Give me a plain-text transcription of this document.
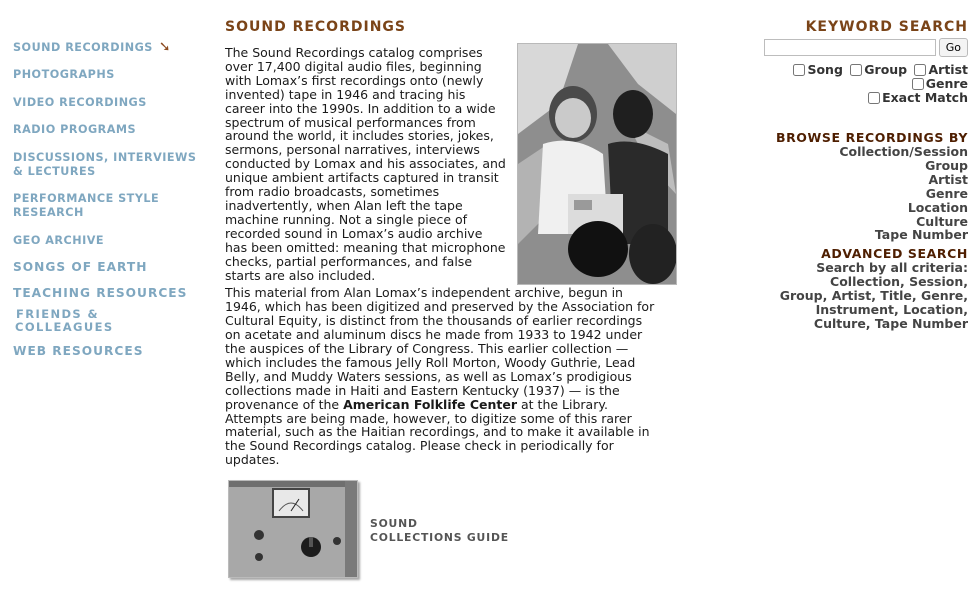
SOUND RECORDINGS ➘
PHOTOGRAPHS
VIDEO RECORDINGS
RADIO PROGRAMS
DISCUSSIONS, INTERVIEWS
& LECTURES
PERFORMANCE STYLE
RESEARCH
GEO ARCHIVE
SONGS OF EARTH
TEACHING RESOURCES
FRIENDS &
COLLEAGUES
WEB RESOURCES
SOUND RECORDINGS

The Sound Recordings catalog comprises over 17,400 digital audio files, beginning with Lomax’s first recordings onto (newly invented) tape in 1946 and tracing his career into the 1990s. In addition to a wide spectrum of musical performances from around the world, it includes stories, jokes, sermons, personal narratives, interviews conducted by Lomax and his associates, and unique ambient artifacts captured in transit from radio broadcasts, sometimes inadvertently, when Alan left the tape machine running. Not a single piece of recorded sound in Lomax’s audio archive has been omitted: meaning that microphone checks, partial performances, and false starts are also included.

This material from Alan Lomax’s independent archive, begun in 1946, which has been digitized and preserved by the Association for Cultural Equity, is distinct from the thousands of earlier recordings on acetate and aluminum discs he made from 1933 to 1942 under the auspices of the Library of Congress. This earlier collection — which includes the famous Jelly Roll Morton, Woody Guthrie, Lead Belly, and Muddy Waters sessions, as well as Lomax’s prodigious collections made in Haiti and Eastern Kentucky (1937) — is the provenance of the American Folklife Center at the Library. Attempts are being made, however, to digitize some of this rarer material, such as the Haitian recordings, and to make it available in the Sound Recordings catalog. Please check in periodically for updates.

SOUND
COLLECTIONS GUIDE
KEYWORD SEARCH
Go
Song Group Artist Genre
Exact Match
BROWSE RECORDINGS BY
Collection/Session
Group
Artist
Genre
Location
Culture
Tape Number
ADVANCED SEARCH
Search by all criteria:
Collection, Session,
Group, Artist, Title, Genre,
Instrument, Location,
Culture, Tape Number
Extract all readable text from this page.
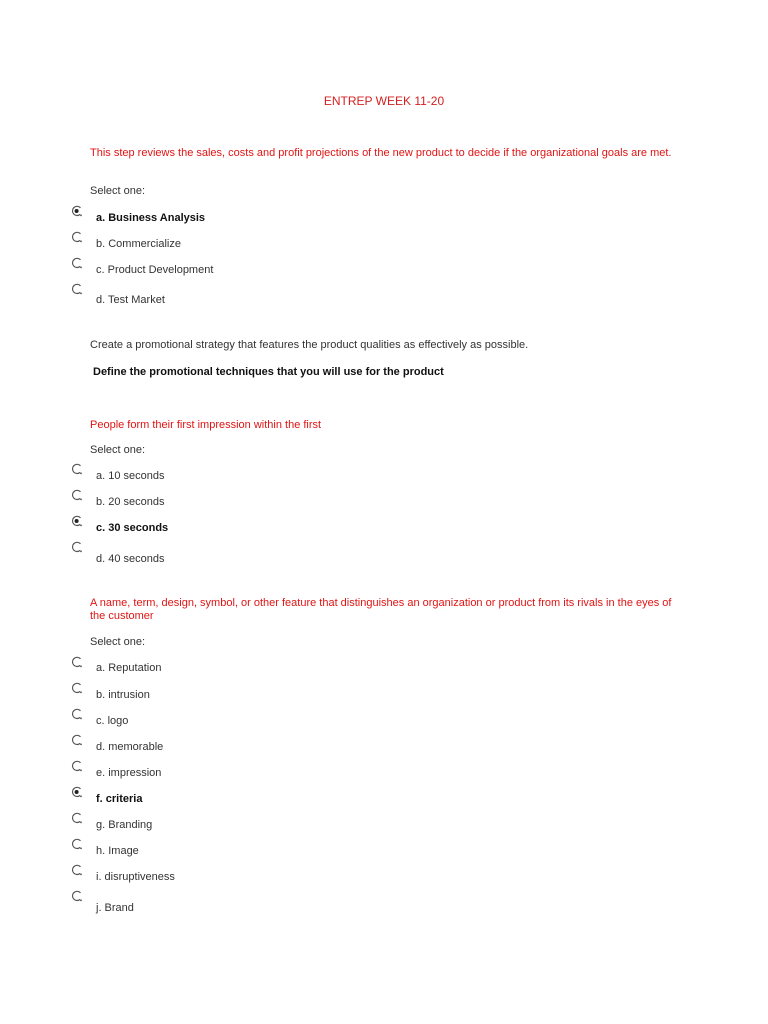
ENTREP WEEK 11-20
This step reviews the sales, costs and profit projections of the new product to decide if the organizational goals are met.
Select one:
a. Business Analysis
b. Commercialize
c. Product Development
d. Test Market
Create a promotional strategy that features the product qualities as effectively as possible.
Define the promotional techniques that you will use for the product
People form their first impression within the first
Select one:
a. 10 seconds
b. 20 seconds
c. 30 seconds
d. 40 seconds
A name, term, design, symbol, or other feature that distinguishes an organization or product from its rivals in the eyes of the customer
Select one:
a. Reputation
b. intrusion
c. logo
d. memorable
e. impression
f. criteria
g. Branding
h. Image
i. disruptiveness
j. Brand
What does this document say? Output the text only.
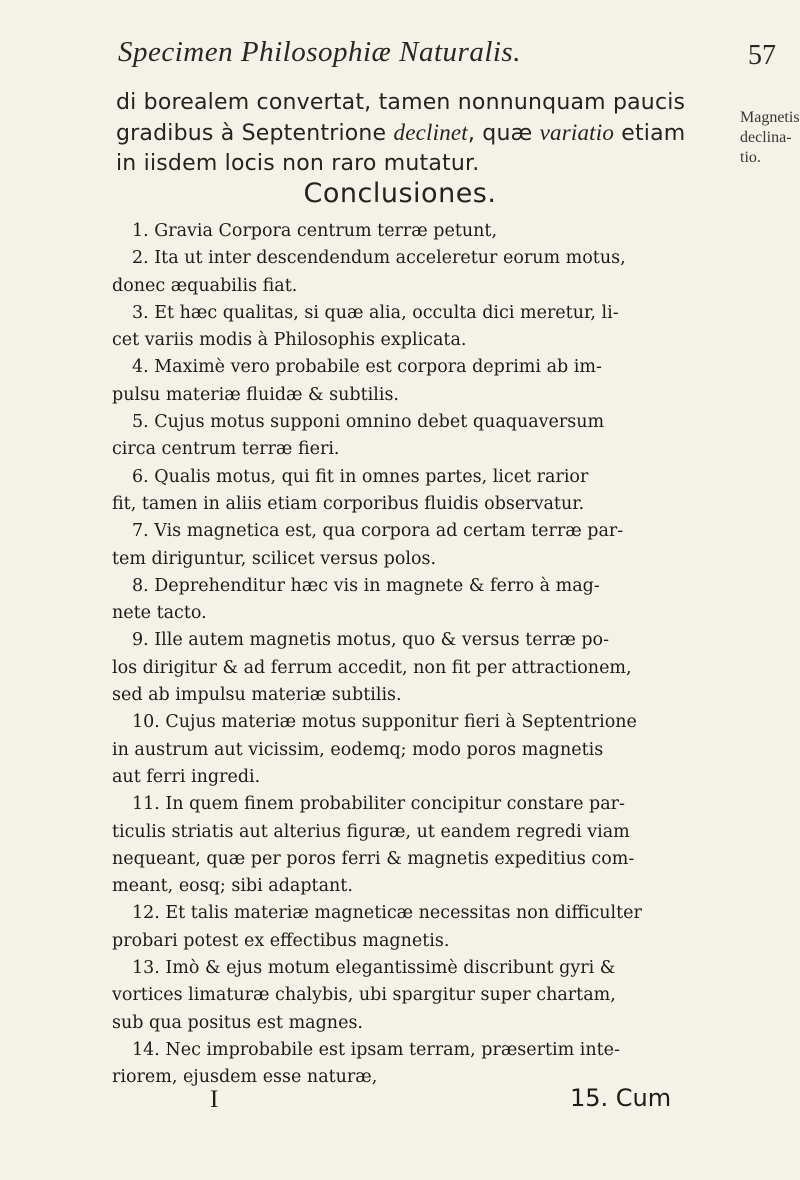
Specimen Philosophiæ Naturalis.	57
Magnetis
declina-
tio.
di borealem convertat, tamen nonnunquam paucis
gradibus à Septentrione declinet, quæ variatio etiam
in iisdem locis non raro mutatur.
Conclusiones.
1. Gravia Corpora centrum terræ petunt,
2. Ita ut inter descendendum acceleretur eorum motus,
donec æquabilis fiat.
3. Et hæc qualitas, si quæ alia, occulta dici meretur, li-
cet variis modis à Philosophis explicata.
4. Maximè vero probabile est corpora deprimi ab im-
pulsu materiæ fluidæ & subtilis.
5. Cujus motus supponi omnino debet quaquaversum
circa centrum terræ fieri.
6. Qualis motus, qui fit in omnes partes, licet rarior
fit, tamen in aliis etiam corporibus fluidis observatur.
7. Vis magnetica est, qua corpora ad certam terræ par-
tem diriguntur, scilicet versus polos.
8. Deprehenditur hæc vis in magnete & ferro à mag-
nete tacto.
9. Ille autem magnetis motus, quo & versus terræ po-
los dirigitur & ad ferrum accedit, non fit per attractionem,
sed ab impulsu materiæ subtilis.
10. Cujus materiæ motus supponitur fieri à Septentrione
in austrum aut vicissim, eodemq; modo poros magnetis
aut ferri ingredi.
11. In quem finem probabiliter concipitur constare par-
ticulis striatis aut alterius figuræ, ut eandem regredi viam
nequeant, quæ per poros ferri & magnetis expeditius com-
meant, eosq; sibi adaptant.
12. Et talis materiæ magneticæ necessitas non difficulter
probari potest ex effectibus magnetis.
13. Imò & ejus motum elegantissimè discribunt gyri &
vortices limaturæ chalybis, ubi spargitur super chartam,
sub qua positus est magnes.
14. Nec improbabile est ipsam terram, præsertim inte-
riorem, ejusdem esse naturæ,
I	15. Cum
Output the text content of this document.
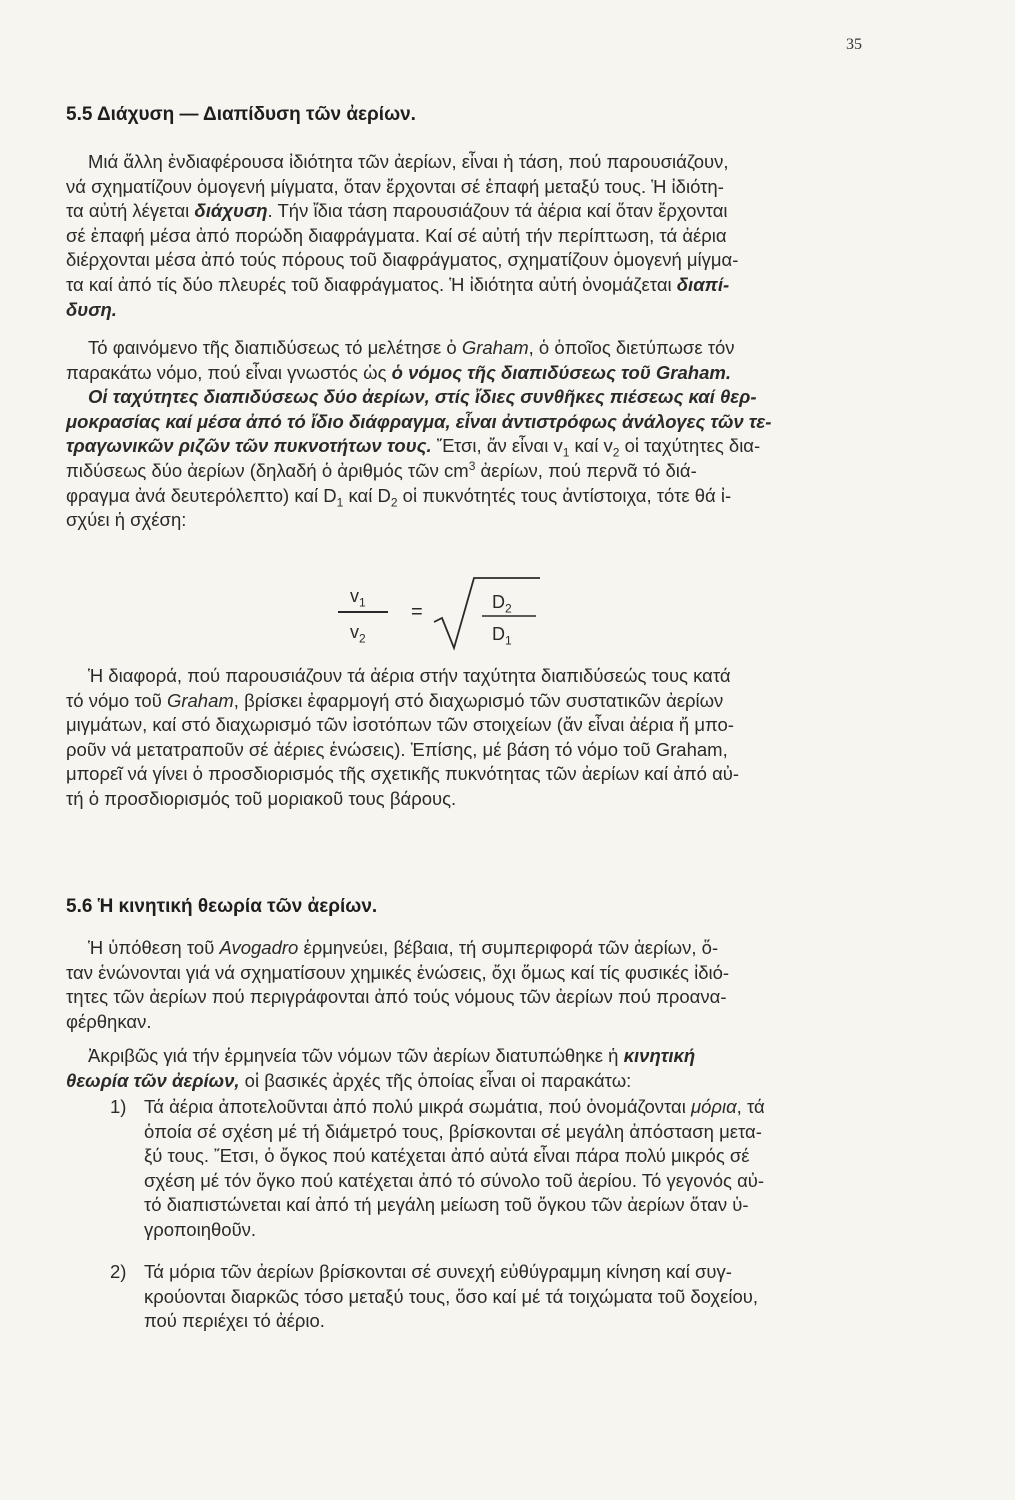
35
5.5 Διάχυση — Διαπίδυση τῶν ἀερίων.
Μιά ἄλλη ἐνδιαφέρουσα ἰδιότητα τῶν ἀερίων, εἶναι ἡ τάση, πού παρουσιάζουν,
νά σχηματίζουν ὁμογενή μίγματα, ὅταν ἔρχονται σέ ἐπαφή μεταξύ τους. Ἡ ἰδιότη-
τα αὐτή λέγεται διάχυση. Τήν ἴδια τάση παρουσιάζουν τά ἀέρια καί ὅταν ἔρχονται
σέ ἐπαφή μέσα ἀπό πορώδη διαφράγματα. Καί σέ αὐτή τήν περίπτωση, τά ἀέρια
διέρχονται μέσα ἀπό τούς πόρους τοῦ διαφράγματος, σχηματίζουν ὁμογενή μίγμα-
τα καί ἀπό τίς δύο πλευρές τοῦ διαφράγματος. Ἡ ἰδιότητα αὐτή ὀνομάζεται διαπί-
δυση.
Τό φαινόμενο τῆς διαπιδύσεως τό μελέτησε ὁ Graham, ὁ ὁποῖος διετύπωσε τόν
παρακάτω νόμο, πού εἶναι γνωστός ὡς ὁ νόμος τῆς διαπιδύσεως τοῦ Graham.
Οἱ ταχύτητες διαπιδύσεως δύο ἀερίων, στίς ἴδιες συνθῆκες πιέσεως καί θερ-
μοκρασίας καί μέσα ἀπό τό ἴδιο διάφραγμα, εἶναι ἀντιστρόφως ἀνάλογες τῶν τε-
τραγωνικῶν ριζῶν τῶν πυκνοτήτων τους. Ἔτσι, ἄν εἶναι $v_1$ καί $v_2$ οἱ ταχύτητες δια-
πιδύσεως δύο ἀερίων (δηλαδή ὁ ἀριθμός τῶν $cm^3$ ἀερίων, πού περνᾶ τό διά-
φραγμα ἀνά δευτερόλεπτο) καί $D_1$ καί $D_2$ οἱ πυκνότητές τους ἀντίστοιχα, τότε θά ἰ-
σχύει ἡ σχέση:
$v_1$
$v_2$
=	$D_2$
$D_1$
Ἡ διαφορά, πού παρουσιάζουν τά ἀέρια στήν ταχύτητα διαπιδύσεώς τους κατά
τό νόμο τοῦ Graham, βρίσκει ἐφαρμογή στό διαχωρισμό τῶν συστατικῶν ἀερίων
μιγμάτων, καί στό διαχωρισμό τῶν ἰσοτόπων τῶν στοιχείων (ἄν εἶναι ἀέρια ἤ μπο-
ροῦν νά μετατραποῦν σέ ἀέριες ἑνώσεις). Ἐπίσης, μέ βάση τό νόμο τοῦ Graham,
μπορεῖ νά γίνει ὁ προσδιορισμός τῆς σχετικῆς πυκνότητας τῶν ἀερίων καί ἀπό αὐ-
τή ὁ προσδιορισμός τοῦ μοριακοῦ τους βάρους.
5.6 Ἡ κινητική θεωρία τῶν ἀερίων.
Ἡ ὑπόθεση τοῦ Avogadro ἑρμηνεύει, βέβαια, τή συμπεριφορά τῶν ἀερίων, ὅ-
ταν ἑνώνονται γιά νά σχηματίσουν χημικές ἑνώσεις, ὄχι ὅμως καί τίς φυσικές ἰδιό-
τητες τῶν ἀερίων πού περιγράφονται ἀπό τούς νόμους τῶν ἀερίων πού προανα-
φέρθηκαν.
Ἀκριβῶς γιά τήν ἑρμηνεία τῶν νόμων τῶν ἀερίων διατυπώθηκε ἡ κινητική
θεωρία τῶν ἀερίων, οἱ βασικές ἀρχές τῆς ὁποίας εἶναι οἱ παρακάτω:
1) Τά ἀέρια ἀποτελοῦνται ἀπό πολύ μικρά σωμάτια, πού ὀνομάζονται μόρια, τά
ὁποία σέ σχέση μέ τή διάμετρό τους, βρίσκονται σέ μεγάλη ἀπόσταση μετα-
ξύ τους. Ἔτσι, ὁ ὄγκος πού κατέχεται ἀπό αὐτά εἶναι πάρα πολύ μικρός σέ
σχέση μέ τόν ὄγκο πού κατέχεται ἀπό τό σύνολο τοῦ ἀερίου. Τό γεγονός αὐ-
τό διαπιστώνεται καί ἀπό τή μεγάλη μείωση τοῦ ὄγκου τῶν ἀερίων ὅταν ὑ-
γροποιηθοῦν.
2) Τά μόρια τῶν ἀερίων βρίσκονται σέ συνεχή εὐθύγραμμη κίνηση καί συγ-
κρούονται διαρκῶς τόσο μεταξύ τους, ὅσο καί μέ τά τοιχώματα τοῦ δοχείου,
πού περιέχει τό ἀέριο.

_____

→ **What this task involves**: Look through the data above. Each line containing the word "promotional" needs to be copied.

→ **Correct response**:
Create a promotional strategy that features the product qualities as effectively as possible.
Define the promotional techniques that you will use for the product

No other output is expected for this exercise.